- _Brief_
Extract every line of the listing below and reproduce each one verbatim.

## Begin Task material

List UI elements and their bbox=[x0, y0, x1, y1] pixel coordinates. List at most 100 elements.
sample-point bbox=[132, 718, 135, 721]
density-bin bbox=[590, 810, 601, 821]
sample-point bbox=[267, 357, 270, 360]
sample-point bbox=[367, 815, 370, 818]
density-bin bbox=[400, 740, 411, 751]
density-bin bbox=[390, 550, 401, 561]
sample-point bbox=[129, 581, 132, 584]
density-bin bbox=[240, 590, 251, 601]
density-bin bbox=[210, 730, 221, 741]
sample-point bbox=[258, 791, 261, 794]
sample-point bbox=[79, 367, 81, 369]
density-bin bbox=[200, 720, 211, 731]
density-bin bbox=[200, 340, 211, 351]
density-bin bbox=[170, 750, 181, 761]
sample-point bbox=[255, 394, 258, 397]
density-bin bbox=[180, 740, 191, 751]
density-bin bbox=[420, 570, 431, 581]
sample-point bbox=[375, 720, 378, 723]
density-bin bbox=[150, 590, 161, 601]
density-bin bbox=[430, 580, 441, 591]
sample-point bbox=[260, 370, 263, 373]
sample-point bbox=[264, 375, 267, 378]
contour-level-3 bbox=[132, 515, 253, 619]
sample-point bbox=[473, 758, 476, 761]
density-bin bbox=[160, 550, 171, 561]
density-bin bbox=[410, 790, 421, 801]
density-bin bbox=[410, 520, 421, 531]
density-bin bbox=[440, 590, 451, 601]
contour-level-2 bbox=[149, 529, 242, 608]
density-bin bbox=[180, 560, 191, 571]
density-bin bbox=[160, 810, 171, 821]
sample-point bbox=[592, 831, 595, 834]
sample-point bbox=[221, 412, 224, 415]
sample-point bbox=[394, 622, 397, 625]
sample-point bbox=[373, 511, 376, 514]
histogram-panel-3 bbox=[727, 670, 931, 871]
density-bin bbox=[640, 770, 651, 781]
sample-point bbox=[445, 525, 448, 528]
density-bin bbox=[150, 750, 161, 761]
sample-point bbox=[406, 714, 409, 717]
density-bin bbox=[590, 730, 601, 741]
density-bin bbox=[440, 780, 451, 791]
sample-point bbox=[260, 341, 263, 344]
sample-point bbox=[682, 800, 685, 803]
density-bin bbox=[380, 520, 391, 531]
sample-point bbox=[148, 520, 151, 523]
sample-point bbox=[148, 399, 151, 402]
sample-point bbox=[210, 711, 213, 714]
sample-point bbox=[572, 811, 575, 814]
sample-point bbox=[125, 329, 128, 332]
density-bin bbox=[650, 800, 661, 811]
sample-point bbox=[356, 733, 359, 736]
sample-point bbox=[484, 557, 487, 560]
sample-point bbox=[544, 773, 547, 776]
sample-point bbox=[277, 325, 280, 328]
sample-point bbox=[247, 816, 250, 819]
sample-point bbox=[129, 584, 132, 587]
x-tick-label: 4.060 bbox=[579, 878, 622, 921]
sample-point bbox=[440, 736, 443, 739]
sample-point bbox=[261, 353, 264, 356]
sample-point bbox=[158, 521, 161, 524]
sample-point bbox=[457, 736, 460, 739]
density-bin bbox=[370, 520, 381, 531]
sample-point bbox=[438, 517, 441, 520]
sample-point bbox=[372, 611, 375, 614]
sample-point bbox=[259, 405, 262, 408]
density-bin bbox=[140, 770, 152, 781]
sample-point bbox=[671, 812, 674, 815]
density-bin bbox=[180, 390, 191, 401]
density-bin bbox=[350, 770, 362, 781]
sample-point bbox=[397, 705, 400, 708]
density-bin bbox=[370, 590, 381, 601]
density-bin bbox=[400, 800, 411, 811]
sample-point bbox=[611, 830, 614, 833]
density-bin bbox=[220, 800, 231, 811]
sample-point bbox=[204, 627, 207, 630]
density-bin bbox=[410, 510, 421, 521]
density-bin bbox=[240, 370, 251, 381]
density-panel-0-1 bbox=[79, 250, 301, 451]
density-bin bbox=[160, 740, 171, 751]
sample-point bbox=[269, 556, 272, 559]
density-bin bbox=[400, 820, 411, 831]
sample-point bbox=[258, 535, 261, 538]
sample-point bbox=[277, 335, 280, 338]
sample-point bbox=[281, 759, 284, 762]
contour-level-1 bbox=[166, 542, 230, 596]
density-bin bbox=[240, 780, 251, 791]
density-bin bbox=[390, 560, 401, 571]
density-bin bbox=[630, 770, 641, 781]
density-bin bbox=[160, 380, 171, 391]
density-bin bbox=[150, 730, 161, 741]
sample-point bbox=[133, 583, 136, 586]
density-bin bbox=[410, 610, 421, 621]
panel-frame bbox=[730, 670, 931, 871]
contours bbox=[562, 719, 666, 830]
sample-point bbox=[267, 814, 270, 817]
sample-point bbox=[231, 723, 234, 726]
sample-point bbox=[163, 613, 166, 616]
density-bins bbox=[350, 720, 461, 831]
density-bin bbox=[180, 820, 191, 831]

## End Task material

- _Solution to the exercise_
List UI elements and their bbox=[x0, y0, x1, y1] pixel coordinates. List at most 100 elements.
sample-point bbox=[132, 718, 135, 721]
density-bin bbox=[590, 810, 601, 821]
sample-point bbox=[267, 357, 270, 360]
sample-point bbox=[367, 815, 370, 818]
density-bin bbox=[400, 740, 411, 751]
density-bin bbox=[390, 550, 401, 561]
sample-point bbox=[129, 581, 132, 584]
density-bin bbox=[240, 590, 251, 601]
density-bin bbox=[210, 730, 221, 741]
sample-point bbox=[258, 791, 261, 794]
sample-point bbox=[79, 367, 81, 369]
density-bin bbox=[200, 720, 211, 731]
density-bin bbox=[200, 340, 211, 351]
density-bin bbox=[170, 750, 181, 761]
sample-point bbox=[255, 394, 258, 397]
density-bin bbox=[180, 740, 191, 751]
density-bin bbox=[420, 570, 431, 581]
sample-point bbox=[375, 720, 378, 723]
density-bin bbox=[150, 590, 161, 601]
density-bin bbox=[430, 580, 441, 591]
sample-point bbox=[260, 370, 263, 373]
sample-point bbox=[264, 375, 267, 378]
contour-level-3 bbox=[132, 515, 253, 619]
sample-point bbox=[473, 758, 476, 761]
density-bin bbox=[160, 550, 171, 561]
density-bin bbox=[410, 790, 421, 801]
density-bin bbox=[410, 520, 421, 531]
density-bin bbox=[440, 590, 451, 601]
contour-level-2 bbox=[149, 529, 242, 608]
density-bin bbox=[180, 560, 191, 571]
density-bin bbox=[160, 810, 171, 821]
sample-point bbox=[592, 831, 595, 834]
sample-point bbox=[221, 412, 224, 415]
sample-point bbox=[394, 622, 397, 625]
sample-point bbox=[373, 511, 376, 514]
histogram-panel-3 bbox=[727, 670, 931, 871]
density-bin bbox=[640, 770, 651, 781]
sample-point bbox=[445, 525, 448, 528]
density-bin bbox=[150, 750, 161, 761]
sample-point bbox=[406, 714, 409, 717]
density-bin bbox=[590, 730, 601, 741]
density-bin bbox=[440, 780, 451, 791]
sample-point bbox=[260, 341, 263, 344]
sample-point bbox=[682, 800, 685, 803]
density-bin bbox=[380, 520, 391, 531]
sample-point bbox=[148, 520, 151, 523]
sample-point bbox=[148, 399, 151, 402]
sample-point bbox=[210, 711, 213, 714]
sample-point bbox=[572, 811, 575, 814]
sample-point bbox=[125, 329, 128, 332]
density-bin bbox=[650, 800, 661, 811]
sample-point bbox=[356, 733, 359, 736]
sample-point bbox=[484, 557, 487, 560]
sample-point bbox=[544, 773, 547, 776]
sample-point bbox=[277, 325, 280, 328]
sample-point bbox=[247, 816, 250, 819]
sample-point bbox=[129, 584, 132, 587]
x-tick-label: 4.060 bbox=[579, 878, 622, 921]
sample-point bbox=[440, 736, 443, 739]
sample-point bbox=[261, 353, 264, 356]
sample-point bbox=[158, 521, 161, 524]
sample-point bbox=[457, 736, 460, 739]
density-bin bbox=[370, 520, 381, 531]
sample-point bbox=[438, 517, 441, 520]
sample-point bbox=[372, 611, 375, 614]
sample-point bbox=[259, 405, 262, 408]
density-bin bbox=[140, 770, 152, 781]
sample-point bbox=[671, 812, 674, 815]
density-bin bbox=[180, 390, 191, 401]
density-bin bbox=[350, 770, 362, 781]
sample-point bbox=[397, 705, 400, 708]
density-bin bbox=[370, 590, 381, 601]
density-bin bbox=[400, 800, 411, 811]
sample-point bbox=[611, 830, 614, 833]
density-bin bbox=[220, 800, 231, 811]
sample-point bbox=[204, 627, 207, 630]
density-bin bbox=[410, 510, 421, 521]
density-bin bbox=[240, 370, 251, 381]
density-panel-0-1 bbox=[79, 250, 301, 451]
density-bin bbox=[160, 740, 171, 751]
sample-point bbox=[269, 556, 272, 559]
density-bin bbox=[400, 820, 411, 831]
sample-point bbox=[258, 535, 261, 538]
sample-point bbox=[277, 335, 280, 338]
sample-point bbox=[281, 759, 284, 762]
contour-level-1 bbox=[166, 542, 230, 596]
density-bin bbox=[240, 780, 251, 791]
density-bin bbox=[390, 560, 401, 571]
density-bin bbox=[630, 770, 641, 781]
density-bin bbox=[160, 380, 171, 391]
density-bin bbox=[150, 730, 161, 741]
sample-point bbox=[133, 583, 136, 586]
density-bin bbox=[410, 610, 421, 621]
panel-frame bbox=[730, 670, 931, 871]
contours bbox=[562, 719, 666, 830]
sample-point bbox=[267, 814, 270, 817]
sample-point bbox=[231, 723, 234, 726]
sample-point bbox=[163, 613, 166, 616]
density-bins bbox=[350, 720, 461, 831]
density-bin bbox=[180, 820, 191, 831]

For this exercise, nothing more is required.